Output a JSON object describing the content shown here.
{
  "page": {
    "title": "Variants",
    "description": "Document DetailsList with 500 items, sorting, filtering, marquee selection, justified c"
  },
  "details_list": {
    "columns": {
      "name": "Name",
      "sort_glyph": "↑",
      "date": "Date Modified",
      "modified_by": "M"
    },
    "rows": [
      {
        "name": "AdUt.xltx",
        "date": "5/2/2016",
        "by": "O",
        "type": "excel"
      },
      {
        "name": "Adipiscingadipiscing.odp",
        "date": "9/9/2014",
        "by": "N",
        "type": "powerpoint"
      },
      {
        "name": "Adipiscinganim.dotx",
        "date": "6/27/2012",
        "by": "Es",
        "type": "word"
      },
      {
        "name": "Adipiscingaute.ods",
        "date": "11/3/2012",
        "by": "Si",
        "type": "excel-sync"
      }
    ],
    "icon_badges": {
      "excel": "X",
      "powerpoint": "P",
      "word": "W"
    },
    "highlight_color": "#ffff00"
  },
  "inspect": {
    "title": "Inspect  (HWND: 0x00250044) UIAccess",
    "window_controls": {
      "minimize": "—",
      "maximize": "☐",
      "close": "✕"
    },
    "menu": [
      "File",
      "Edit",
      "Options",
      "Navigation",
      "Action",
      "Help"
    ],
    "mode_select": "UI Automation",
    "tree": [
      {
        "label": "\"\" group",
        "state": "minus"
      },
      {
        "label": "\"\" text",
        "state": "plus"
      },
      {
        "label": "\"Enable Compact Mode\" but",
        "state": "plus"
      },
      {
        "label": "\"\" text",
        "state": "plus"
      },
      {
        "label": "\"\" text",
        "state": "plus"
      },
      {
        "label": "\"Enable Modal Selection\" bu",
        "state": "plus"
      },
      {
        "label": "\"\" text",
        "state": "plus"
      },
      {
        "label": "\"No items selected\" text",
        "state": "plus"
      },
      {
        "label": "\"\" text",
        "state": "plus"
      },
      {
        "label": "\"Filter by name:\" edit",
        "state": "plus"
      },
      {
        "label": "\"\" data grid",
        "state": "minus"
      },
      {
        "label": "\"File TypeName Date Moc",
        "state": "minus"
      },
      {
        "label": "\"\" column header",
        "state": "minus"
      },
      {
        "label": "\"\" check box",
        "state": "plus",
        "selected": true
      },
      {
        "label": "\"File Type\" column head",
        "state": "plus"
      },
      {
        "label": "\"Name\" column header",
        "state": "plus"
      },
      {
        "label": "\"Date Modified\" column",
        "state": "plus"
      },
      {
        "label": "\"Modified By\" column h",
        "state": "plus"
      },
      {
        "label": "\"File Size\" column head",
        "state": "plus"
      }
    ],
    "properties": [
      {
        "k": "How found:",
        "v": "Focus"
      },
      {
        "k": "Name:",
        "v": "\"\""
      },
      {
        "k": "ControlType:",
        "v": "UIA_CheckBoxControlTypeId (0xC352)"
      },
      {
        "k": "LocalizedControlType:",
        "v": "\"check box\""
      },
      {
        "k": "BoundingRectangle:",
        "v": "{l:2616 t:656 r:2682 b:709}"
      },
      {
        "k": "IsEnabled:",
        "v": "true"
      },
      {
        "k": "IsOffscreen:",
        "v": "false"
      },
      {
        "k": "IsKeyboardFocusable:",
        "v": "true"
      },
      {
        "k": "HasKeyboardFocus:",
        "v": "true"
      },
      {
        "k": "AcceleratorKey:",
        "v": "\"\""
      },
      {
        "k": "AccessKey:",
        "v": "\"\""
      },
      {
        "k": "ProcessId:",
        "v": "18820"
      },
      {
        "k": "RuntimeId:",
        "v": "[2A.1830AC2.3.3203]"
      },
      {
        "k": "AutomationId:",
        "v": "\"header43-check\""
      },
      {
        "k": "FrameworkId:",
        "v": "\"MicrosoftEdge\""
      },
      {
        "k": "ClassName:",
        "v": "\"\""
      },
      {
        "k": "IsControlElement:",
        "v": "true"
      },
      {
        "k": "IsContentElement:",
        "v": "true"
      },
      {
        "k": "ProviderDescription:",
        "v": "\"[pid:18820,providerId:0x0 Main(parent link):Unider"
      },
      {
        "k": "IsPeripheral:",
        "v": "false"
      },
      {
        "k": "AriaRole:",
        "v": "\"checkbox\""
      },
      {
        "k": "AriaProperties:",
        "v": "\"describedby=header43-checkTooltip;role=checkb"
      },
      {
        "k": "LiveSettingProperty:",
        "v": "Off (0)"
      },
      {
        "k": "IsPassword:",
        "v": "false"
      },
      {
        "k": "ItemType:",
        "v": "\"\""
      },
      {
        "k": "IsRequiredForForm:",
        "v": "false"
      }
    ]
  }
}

-------------------------

### Work required:
Look through the records and count each line that holds "selected". Write only the total.

### Response for this exercise:
2